▶ **RAW DATA**:
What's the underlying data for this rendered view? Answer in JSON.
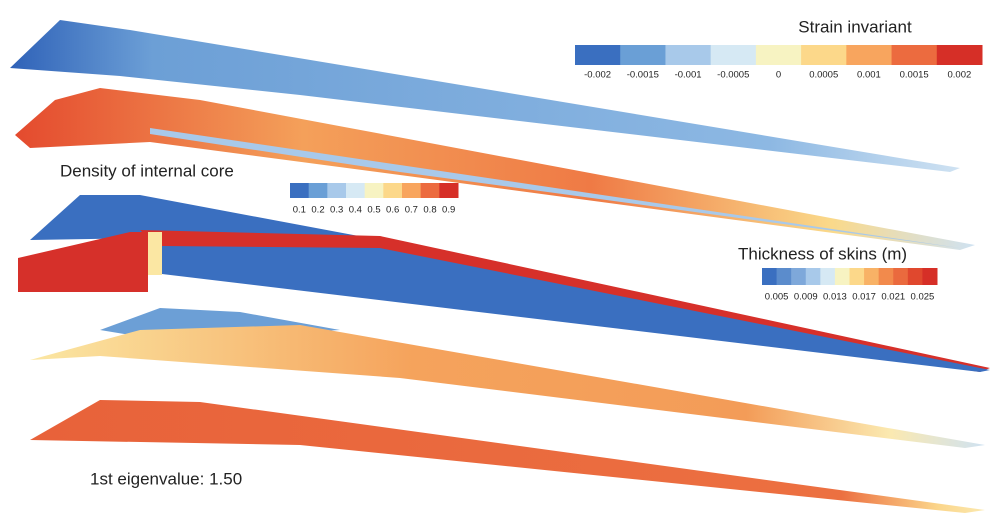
{
  "legends": [
    {
      "title": "Strain invariant",
      "ticks": [
        "-0.002",
        "-0.0015",
        "-0.001",
        "-0.0005",
        "0",
        "0.0005",
        "0.001",
        "0.0015",
        "0.002"
      ]
    },
    {
      "title": "Density of internal core",
      "ticks": [
        "0.1",
        "0.2",
        "0.3",
        "0.4",
        "0.5",
        "0.6",
        "0.7",
        "0.8",
        "0.9"
      ]
    },
    {
      "title": "Thickness of skins (m)",
      "ticks": [
        "0.005",
        "0.009",
        "0.013",
        "0.017",
        "0.021",
        "0.025"
      ]
    }
  ],
  "annotation": "1st eigenvalue: 1.50"
}
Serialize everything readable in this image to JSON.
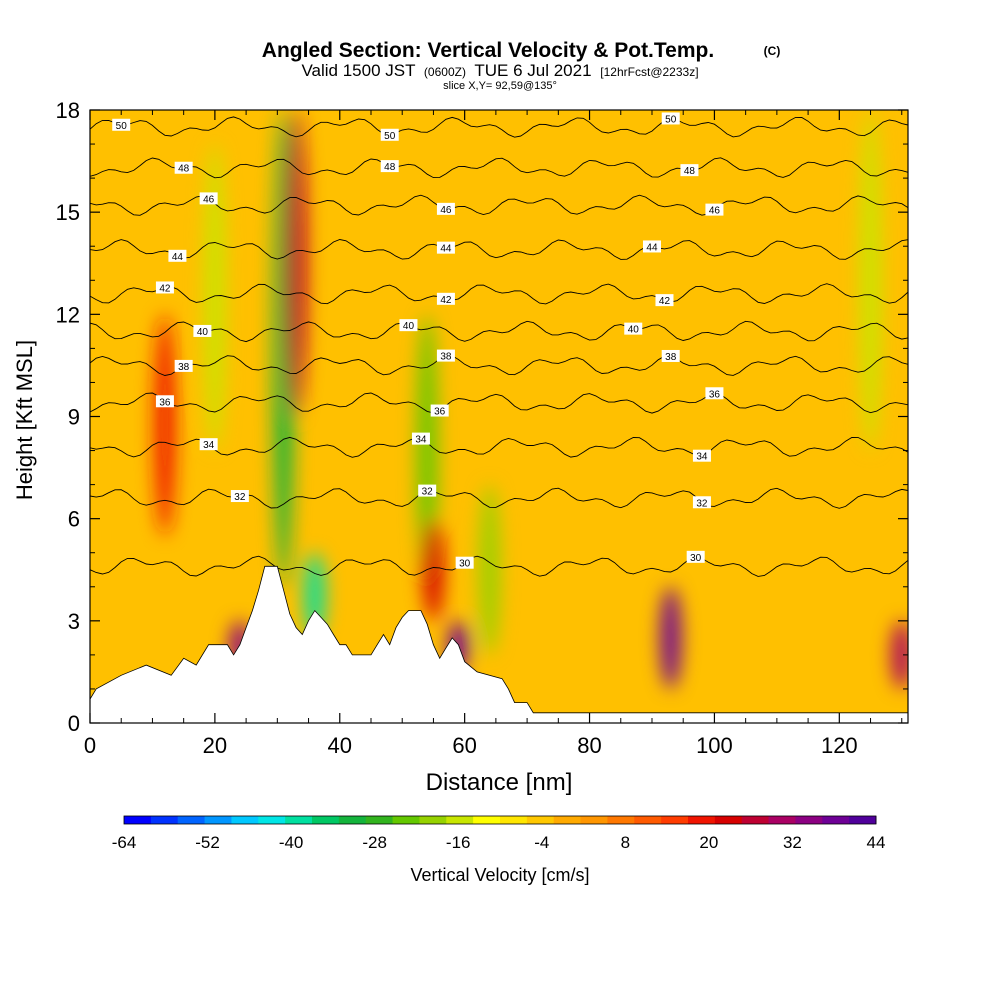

▶ **WHAT IS EXPECTED**:
Repeat each record exactly as shown above, dropping all images.

▶ **FINISHED TASK**:
What's the underlying data for this rendered view? Answer in JSON.
{
  "legends": [
    {
      "title": "Strain invariant",
      "ticks": [
        "-0.002",
        "-0.0015",
        "-0.001",
        "-0.0005",
        "0",
        "0.0005",
        "0.001",
        "0.0015",
        "0.002"
      ]
    },
    {
      "title": "Density of internal core",
      "ticks": [
        "0.1",
        "0.2",
        "0.3",
        "0.4",
        "0.5",
        "0.6",
        "0.7",
        "0.8",
        "0.9"
      ]
    },
    {
      "title": "Thickness of skins (m)",
      "ticks": [
        "0.005",
        "0.009",
        "0.013",
        "0.017",
        "0.021",
        "0.025"
      ]
    }
  ],
  "annotation": "1st eigenvalue: 1.50"
}
Serialize everything readable in this image to JSON.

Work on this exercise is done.